→ **GIVEN REQUEST**: Pull out everything from the start of the listing down through the line containing "day-number: 19 — [683, 434, 827, 460]", and repeat those lines exactly.

→ **Element position data**:
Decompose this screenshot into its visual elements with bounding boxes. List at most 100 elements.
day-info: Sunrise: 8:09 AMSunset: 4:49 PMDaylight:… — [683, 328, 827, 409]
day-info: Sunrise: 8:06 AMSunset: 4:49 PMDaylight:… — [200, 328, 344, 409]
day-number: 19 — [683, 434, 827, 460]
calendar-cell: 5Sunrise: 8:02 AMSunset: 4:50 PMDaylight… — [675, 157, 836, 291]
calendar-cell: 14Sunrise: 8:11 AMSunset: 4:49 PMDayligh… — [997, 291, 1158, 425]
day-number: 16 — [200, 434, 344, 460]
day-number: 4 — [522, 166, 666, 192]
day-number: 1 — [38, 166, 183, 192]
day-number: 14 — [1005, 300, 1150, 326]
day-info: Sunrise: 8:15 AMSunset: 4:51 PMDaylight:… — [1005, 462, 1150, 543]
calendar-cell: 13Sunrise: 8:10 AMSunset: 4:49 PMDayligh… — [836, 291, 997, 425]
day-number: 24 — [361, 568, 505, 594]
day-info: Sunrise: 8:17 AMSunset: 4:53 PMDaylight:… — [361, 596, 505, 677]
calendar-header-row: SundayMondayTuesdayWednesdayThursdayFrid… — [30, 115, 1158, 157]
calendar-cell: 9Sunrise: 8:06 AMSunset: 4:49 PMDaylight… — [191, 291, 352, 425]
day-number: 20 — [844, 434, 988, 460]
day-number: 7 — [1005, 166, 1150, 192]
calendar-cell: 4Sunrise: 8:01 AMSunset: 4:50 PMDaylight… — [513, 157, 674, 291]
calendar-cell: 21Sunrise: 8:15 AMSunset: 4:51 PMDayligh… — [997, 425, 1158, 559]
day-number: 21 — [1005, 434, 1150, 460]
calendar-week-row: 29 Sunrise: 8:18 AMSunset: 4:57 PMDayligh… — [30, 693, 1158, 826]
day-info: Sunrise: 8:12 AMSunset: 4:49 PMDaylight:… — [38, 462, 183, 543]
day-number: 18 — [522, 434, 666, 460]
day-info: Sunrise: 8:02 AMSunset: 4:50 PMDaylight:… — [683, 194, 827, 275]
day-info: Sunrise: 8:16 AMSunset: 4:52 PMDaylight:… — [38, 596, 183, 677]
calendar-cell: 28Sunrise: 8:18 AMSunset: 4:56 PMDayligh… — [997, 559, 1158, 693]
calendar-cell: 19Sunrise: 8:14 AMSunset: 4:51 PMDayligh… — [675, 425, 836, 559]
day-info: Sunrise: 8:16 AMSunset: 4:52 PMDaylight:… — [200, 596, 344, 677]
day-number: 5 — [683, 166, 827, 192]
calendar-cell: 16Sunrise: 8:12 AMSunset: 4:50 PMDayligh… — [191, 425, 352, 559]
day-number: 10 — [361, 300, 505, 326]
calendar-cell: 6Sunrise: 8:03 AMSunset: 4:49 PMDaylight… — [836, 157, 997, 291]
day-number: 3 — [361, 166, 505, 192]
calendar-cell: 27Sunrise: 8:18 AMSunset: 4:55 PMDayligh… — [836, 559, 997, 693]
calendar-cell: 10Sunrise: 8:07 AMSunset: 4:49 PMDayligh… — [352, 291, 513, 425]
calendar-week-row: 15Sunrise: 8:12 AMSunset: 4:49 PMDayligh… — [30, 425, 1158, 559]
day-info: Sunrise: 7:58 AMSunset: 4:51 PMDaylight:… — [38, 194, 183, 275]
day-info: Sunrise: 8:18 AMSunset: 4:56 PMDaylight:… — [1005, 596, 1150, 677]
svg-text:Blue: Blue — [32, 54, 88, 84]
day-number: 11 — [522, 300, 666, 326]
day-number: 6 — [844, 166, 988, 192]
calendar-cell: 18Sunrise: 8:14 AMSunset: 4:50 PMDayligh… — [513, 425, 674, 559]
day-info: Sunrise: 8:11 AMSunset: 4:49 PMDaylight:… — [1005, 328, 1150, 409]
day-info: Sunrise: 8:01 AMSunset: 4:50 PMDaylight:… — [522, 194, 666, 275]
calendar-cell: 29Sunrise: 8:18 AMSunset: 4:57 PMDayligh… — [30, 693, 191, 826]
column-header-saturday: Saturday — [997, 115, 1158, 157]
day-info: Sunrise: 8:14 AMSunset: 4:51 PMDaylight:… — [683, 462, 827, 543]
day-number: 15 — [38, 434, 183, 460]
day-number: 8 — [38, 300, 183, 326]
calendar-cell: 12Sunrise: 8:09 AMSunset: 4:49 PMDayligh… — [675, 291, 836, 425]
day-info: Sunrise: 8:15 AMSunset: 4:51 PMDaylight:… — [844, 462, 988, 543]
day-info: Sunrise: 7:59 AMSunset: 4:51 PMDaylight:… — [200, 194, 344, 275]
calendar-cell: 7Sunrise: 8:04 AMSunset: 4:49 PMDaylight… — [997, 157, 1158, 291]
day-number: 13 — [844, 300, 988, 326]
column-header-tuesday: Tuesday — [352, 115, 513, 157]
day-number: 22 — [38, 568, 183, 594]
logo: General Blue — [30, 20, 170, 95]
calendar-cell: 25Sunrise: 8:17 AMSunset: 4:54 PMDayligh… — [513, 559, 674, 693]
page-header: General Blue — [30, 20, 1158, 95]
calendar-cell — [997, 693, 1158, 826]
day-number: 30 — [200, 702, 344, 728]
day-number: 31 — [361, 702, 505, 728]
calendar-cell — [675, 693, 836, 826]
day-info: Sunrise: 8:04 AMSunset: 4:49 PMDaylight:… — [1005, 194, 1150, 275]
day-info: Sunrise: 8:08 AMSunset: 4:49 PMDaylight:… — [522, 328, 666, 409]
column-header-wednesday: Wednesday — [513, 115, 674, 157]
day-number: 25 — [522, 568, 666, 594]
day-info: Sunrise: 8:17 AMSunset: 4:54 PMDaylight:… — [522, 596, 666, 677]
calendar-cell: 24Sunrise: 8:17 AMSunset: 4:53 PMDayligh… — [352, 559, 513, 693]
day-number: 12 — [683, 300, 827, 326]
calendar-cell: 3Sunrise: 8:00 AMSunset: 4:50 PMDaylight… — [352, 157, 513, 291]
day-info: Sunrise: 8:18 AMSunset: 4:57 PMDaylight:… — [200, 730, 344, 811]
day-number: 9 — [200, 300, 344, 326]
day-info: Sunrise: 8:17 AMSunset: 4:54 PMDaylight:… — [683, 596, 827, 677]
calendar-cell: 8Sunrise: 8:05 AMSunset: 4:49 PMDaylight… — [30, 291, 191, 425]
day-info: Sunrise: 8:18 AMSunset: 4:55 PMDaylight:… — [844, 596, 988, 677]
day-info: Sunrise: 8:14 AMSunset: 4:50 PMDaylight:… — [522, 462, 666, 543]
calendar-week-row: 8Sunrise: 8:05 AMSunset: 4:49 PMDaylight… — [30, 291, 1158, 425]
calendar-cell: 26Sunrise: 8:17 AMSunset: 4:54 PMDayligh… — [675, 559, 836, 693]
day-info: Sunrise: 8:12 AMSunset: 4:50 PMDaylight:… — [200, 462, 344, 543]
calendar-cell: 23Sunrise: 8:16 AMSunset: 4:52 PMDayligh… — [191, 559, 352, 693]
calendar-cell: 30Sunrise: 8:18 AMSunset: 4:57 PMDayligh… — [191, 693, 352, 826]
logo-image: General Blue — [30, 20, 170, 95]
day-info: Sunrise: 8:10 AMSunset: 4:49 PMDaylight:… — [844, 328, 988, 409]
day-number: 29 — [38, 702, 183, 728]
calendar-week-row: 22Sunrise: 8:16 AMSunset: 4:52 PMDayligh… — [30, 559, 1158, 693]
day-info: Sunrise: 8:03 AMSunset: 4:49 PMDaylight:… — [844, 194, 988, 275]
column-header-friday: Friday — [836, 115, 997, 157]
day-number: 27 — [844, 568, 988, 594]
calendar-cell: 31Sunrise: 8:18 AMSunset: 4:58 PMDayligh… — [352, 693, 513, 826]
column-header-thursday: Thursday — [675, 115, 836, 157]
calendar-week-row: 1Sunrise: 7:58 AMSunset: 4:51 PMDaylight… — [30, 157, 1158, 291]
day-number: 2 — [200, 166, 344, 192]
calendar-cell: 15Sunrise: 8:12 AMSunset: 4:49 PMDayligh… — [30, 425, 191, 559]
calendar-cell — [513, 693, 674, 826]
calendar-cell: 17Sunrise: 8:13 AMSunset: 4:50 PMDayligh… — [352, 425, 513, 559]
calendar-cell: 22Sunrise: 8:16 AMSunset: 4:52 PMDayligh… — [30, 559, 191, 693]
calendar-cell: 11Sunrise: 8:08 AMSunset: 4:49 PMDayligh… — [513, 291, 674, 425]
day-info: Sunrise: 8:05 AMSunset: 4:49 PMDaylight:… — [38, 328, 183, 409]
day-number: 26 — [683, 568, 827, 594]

→ **EXPECTED OUTPUT**:
Decompose this screenshot into its visual elements with bounding boxes. List at most 100 elements.
day-info: Sunrise: 8:09 AMSunset: 4:49 PMDaylight:… — [683, 328, 827, 409]
day-info: Sunrise: 8:06 AMSunset: 4:49 PMDaylight:… — [200, 328, 344, 409]
day-number: 19 — [683, 434, 827, 460]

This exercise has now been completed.